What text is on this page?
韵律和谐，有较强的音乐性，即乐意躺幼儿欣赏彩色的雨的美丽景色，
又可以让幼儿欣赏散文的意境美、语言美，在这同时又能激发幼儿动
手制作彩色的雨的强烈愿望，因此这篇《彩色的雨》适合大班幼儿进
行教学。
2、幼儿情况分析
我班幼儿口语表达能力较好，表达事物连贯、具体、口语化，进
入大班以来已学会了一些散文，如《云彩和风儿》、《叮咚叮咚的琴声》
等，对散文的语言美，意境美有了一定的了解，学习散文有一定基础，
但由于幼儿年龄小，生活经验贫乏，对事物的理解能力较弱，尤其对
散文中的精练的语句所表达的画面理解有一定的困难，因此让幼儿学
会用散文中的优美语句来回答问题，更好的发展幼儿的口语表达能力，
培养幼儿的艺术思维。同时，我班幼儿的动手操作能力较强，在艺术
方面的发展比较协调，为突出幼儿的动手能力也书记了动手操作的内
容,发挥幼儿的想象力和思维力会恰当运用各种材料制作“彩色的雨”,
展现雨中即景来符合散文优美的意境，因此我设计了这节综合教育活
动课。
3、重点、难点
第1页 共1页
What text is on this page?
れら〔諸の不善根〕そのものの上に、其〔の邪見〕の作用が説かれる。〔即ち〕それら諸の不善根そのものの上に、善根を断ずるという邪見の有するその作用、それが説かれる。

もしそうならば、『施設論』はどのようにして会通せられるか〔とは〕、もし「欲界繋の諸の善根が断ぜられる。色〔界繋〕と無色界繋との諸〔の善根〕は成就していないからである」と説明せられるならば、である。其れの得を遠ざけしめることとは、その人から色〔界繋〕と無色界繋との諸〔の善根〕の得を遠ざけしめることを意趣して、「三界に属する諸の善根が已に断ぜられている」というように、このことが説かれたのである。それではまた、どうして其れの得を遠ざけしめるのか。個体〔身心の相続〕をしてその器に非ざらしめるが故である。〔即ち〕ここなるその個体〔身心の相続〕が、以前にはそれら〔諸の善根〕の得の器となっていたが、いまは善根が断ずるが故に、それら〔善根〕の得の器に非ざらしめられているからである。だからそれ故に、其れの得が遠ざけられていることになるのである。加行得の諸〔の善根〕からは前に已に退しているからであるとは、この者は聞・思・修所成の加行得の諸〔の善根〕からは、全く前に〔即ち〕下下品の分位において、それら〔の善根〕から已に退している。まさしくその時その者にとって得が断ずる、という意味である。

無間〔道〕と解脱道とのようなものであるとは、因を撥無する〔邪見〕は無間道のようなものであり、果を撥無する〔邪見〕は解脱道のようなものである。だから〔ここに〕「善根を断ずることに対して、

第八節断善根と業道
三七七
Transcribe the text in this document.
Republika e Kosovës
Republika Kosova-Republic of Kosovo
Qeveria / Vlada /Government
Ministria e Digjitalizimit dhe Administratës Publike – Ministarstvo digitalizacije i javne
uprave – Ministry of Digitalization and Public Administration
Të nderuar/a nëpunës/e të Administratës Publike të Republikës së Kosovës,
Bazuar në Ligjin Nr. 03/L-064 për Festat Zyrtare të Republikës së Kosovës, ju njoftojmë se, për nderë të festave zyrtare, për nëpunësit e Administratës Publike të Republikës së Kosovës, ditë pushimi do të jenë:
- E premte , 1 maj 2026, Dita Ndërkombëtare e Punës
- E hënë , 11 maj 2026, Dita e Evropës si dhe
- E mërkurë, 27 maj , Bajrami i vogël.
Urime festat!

GIVEN TASK
Take every line from the one containing "Transcribe the text in this document." to the end of the listing and output it exactly, with nothing else.

RESPONSE TO THE TASK
Transcribe the text in this document.
Republika e Kosovës
Republika Kosova-Republic of Kosovo
Qeveria / Vlada /Government
Ministria e Digjitalizimit dhe Administratës Publike – Ministarstvo digitalizacije i javne
uprave – Ministry of Digitalization and Public Administration
Të nderuar/a nëpunës/e të Administratës Publike të Republikës së Kosovës,
Bazuar në Ligjin Nr. 03/L-064 për Festat Zyrtare të Republikës së Kosovës, ju njoftojmë se, për nderë të festave zyrtare, për nëpunësit e Administratës Publike të Republikës së Kosovës, ditë pushimi do të jenë:
- E premte , 1 maj 2026, Dita Ndërkombëtare e Punës
- E hënë , 11 maj 2026, Dita e Evropës si dhe
- E mërkurë, 27 maj , Bajrami i vogël.
Urime festat!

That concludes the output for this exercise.